» WHAT IS REQUIRED
Write every record out again exactly, and keep images out of it.

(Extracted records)
◆ ◆ ◆ ◆

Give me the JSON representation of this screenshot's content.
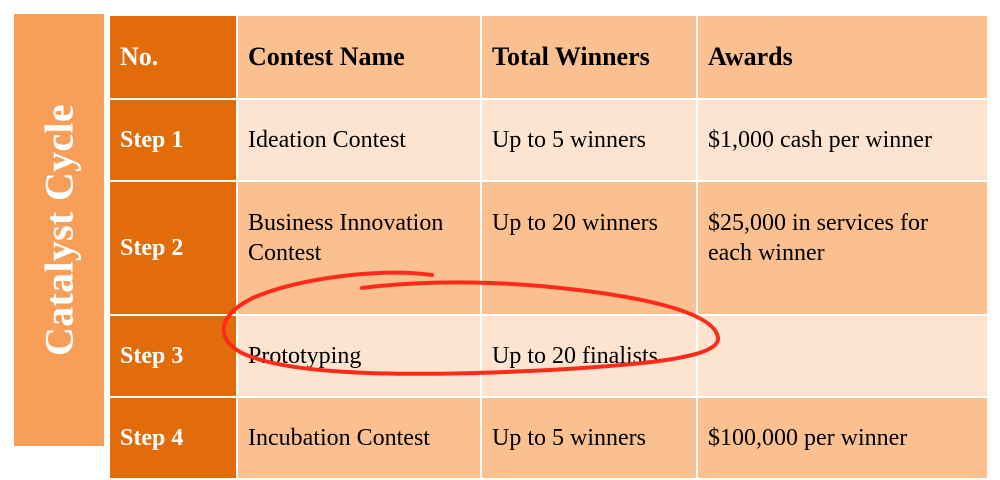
{
  "side_title": "Catalyst Cycle",
  "columns": [
    "No.",
    "Contest Name",
    "Total Winners",
    "Awards"
  ],
  "rows": [
    {
      "step": "Step 1",
      "contest": "Ideation Contest",
      "winners": "Up to 5 winners",
      "awards": "$1,000 cash per winner"
    },
    {
      "step": "Step 2",
      "contest": "Business Innovation Contest",
      "winners": "Up to 20 winners",
      "awards": "$25,000 in services for each winner"
    },
    {
      "step": "Step 3",
      "contest": "Prototyping",
      "winners": "Up to 20 finalists",
      "awards": ""
    },
    {
      "step": "Step 4",
      "contest": "Incubation Contest",
      "winners": "Up to 5 winners",
      "awards": "$100,000 per winner"
    }
  ],
  "colors": {
    "side_panel": "#f79e59",
    "step_column": "#e26b0a",
    "header_cells": "#fac090",
    "light_rows": "#fde4d0",
    "annotation_stroke": "#ff2a1a"
  },
  "annotation": {
    "shape": "hand-drawn-ellipse",
    "highlights_row": "Step 3"
  }
}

◆ ◆ ◆ ◆

» PROBLEM SOLUTION
Give me the JSON representation of this screenshot's content.
{
  "side_title": "Catalyst Cycle",
  "columns": [
    "No.",
    "Contest Name",
    "Total Winners",
    "Awards"
  ],
  "rows": [
    {
      "step": "Step 1",
      "contest": "Ideation Contest",
      "winners": "Up to 5 winners",
      "awards": "$1,000 cash per winner"
    },
    {
      "step": "Step 2",
      "contest": "Business Innovation Contest",
      "winners": "Up to 20 winners",
      "awards": "$25,000 in services for each winner"
    },
    {
      "step": "Step 3",
      "contest": "Prototyping",
      "winners": "Up to 20 finalists",
      "awards": ""
    },
    {
      "step": "Step 4",
      "contest": "Incubation Contest",
      "winners": "Up to 5 winners",
      "awards": "$100,000 per winner"
    }
  ],
  "colors": {
    "side_panel": "#f79e59",
    "step_column": "#e26b0a",
    "header_cells": "#fac090",
    "light_rows": "#fde4d0",
    "annotation_stroke": "#ff2a1a"
  },
  "annotation": {
    "shape": "hand-drawn-ellipse",
    "highlights_row": "Step 3"
  }
}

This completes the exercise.